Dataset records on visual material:
--

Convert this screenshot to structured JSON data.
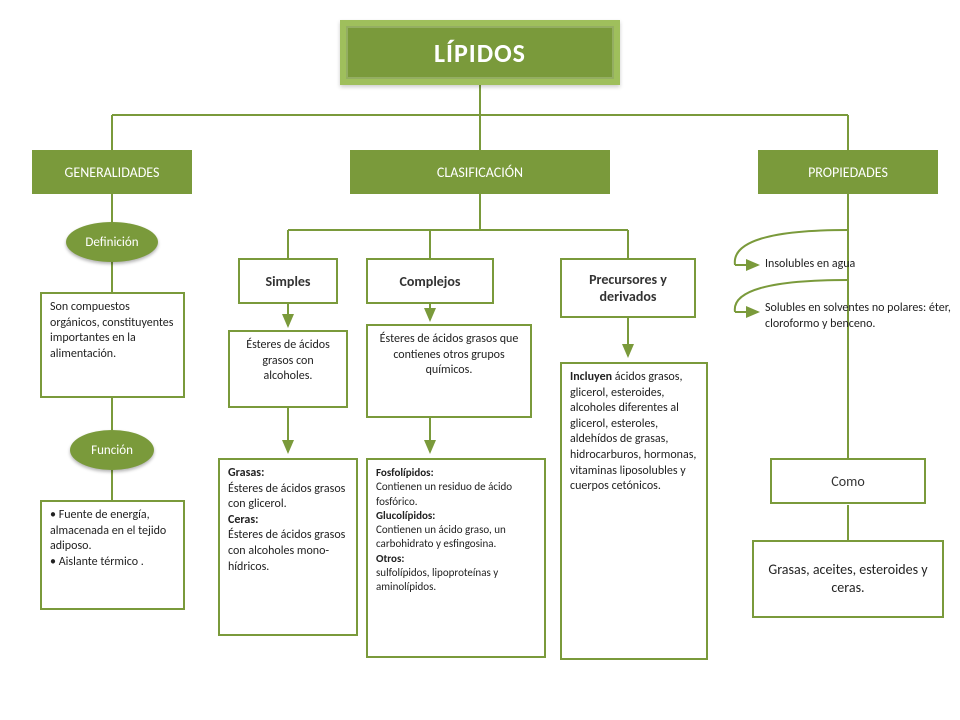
{
  "colors": {
    "primary": "#7a9a3b",
    "primary_light": "#9fbf5c",
    "background": "#ffffff",
    "text": "#222222"
  },
  "title": "LÍPIDOS",
  "branches": {
    "generalidades": {
      "header": "GENERALIDADES",
      "definicion_label": "Definición",
      "definicion_text": "Son compuestos orgánicos, constituyentes importantes en la alimentación.",
      "funcion_label": "Función",
      "funcion_text": "• Fuente de energía, almacenada en el tejido adiposo.\n• Aislante térmico ."
    },
    "clasificacion": {
      "header": "CLASIFICACIÓN",
      "simples": {
        "label": "Simples",
        "desc": "Ésteres de ácidos grasos con alcoholes.",
        "detail_html": "<b>Grasas:</b><br> Ésteres de ácidos grasos con glicerol.<br><b>Ceras:</b><br>Ésteres de ácidos grasos con alcoholes mono-hídricos."
      },
      "complejos": {
        "label": "Complejos",
        "desc": "Ésteres de ácidos grasos que contienes otros grupos químicos.",
        "detail_html": "<b>Fosfolípidos:</b><br> Contienen un residuo de ácido fosfórico.<br><b>Glucolípidos:</b><br> Contienen un ácido graso, un carbohidrato y esfingosina.<br><b>Otros:</b><br> sulfolípidos, lipoproteínas y aminolípidos."
      },
      "precursores": {
        "label": "Precursores y derivados",
        "detail_html": "<b>Incluyen</b> ácidos grasos, glicerol, esteroides, alcoholes diferentes al glicerol, esteroles, aldehídos de grasas, hidrocarburos, hormonas, vitaminas liposolubles y cuerpos cetónicos."
      }
    },
    "propiedades": {
      "header": "PROPIEDADES",
      "item1": "Insolubles en agua",
      "item2": "Solubles en solventes no polares: éter, cloroformo y benceno.",
      "como_label": "Como",
      "como_text": "Grasas, aceites, esteroides y ceras."
    }
  }
}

--

Task directions: Quote every line word for word and keep the images out of the copy.

Exercise output:
Convert this screenshot to structured JSON data.
{
  "colors": {
    "primary": "#7a9a3b",
    "primary_light": "#9fbf5c",
    "background": "#ffffff",
    "text": "#222222"
  },
  "title": "LÍPIDOS",
  "branches": {
    "generalidades": {
      "header": "GENERALIDADES",
      "definicion_label": "Definición",
      "definicion_text": "Son compuestos orgánicos, constituyentes importantes en la alimentación.",
      "funcion_label": "Función",
      "funcion_text": "• Fuente de energía, almacenada en el tejido adiposo.\n• Aislante térmico ."
    },
    "clasificacion": {
      "header": "CLASIFICACIÓN",
      "simples": {
        "label": "Simples",
        "desc": "Ésteres de ácidos grasos con alcoholes.",
        "detail_html": "<b>Grasas:</b><br> Ésteres de ácidos grasos con glicerol.<br><b>Ceras:</b><br>Ésteres de ácidos grasos con alcoholes mono-hídricos."
      },
      "complejos": {
        "label": "Complejos",
        "desc": "Ésteres de ácidos grasos que contienes otros grupos químicos.",
        "detail_html": "<b>Fosfolípidos:</b><br> Contienen un residuo de ácido fosfórico.<br><b>Glucolípidos:</b><br> Contienen un ácido graso, un carbohidrato y esfingosina.<br><b>Otros:</b><br> sulfolípidos, lipoproteínas y aminolípidos."
      },
      "precursores": {
        "label": "Precursores y derivados",
        "detail_html": "<b>Incluyen</b> ácidos grasos, glicerol, esteroides, alcoholes diferentes al glicerol, esteroles, aldehídos de grasas, hidrocarburos, hormonas, vitaminas liposolubles y cuerpos cetónicos."
      }
    },
    "propiedades": {
      "header": "PROPIEDADES",
      "item1": "Insolubles en agua",
      "item2": "Solubles en solventes no polares: éter, cloroformo y benceno.",
      "como_label": "Como",
      "como_text": "Grasas, aceites, esteroides y ceras."
    }
  }
}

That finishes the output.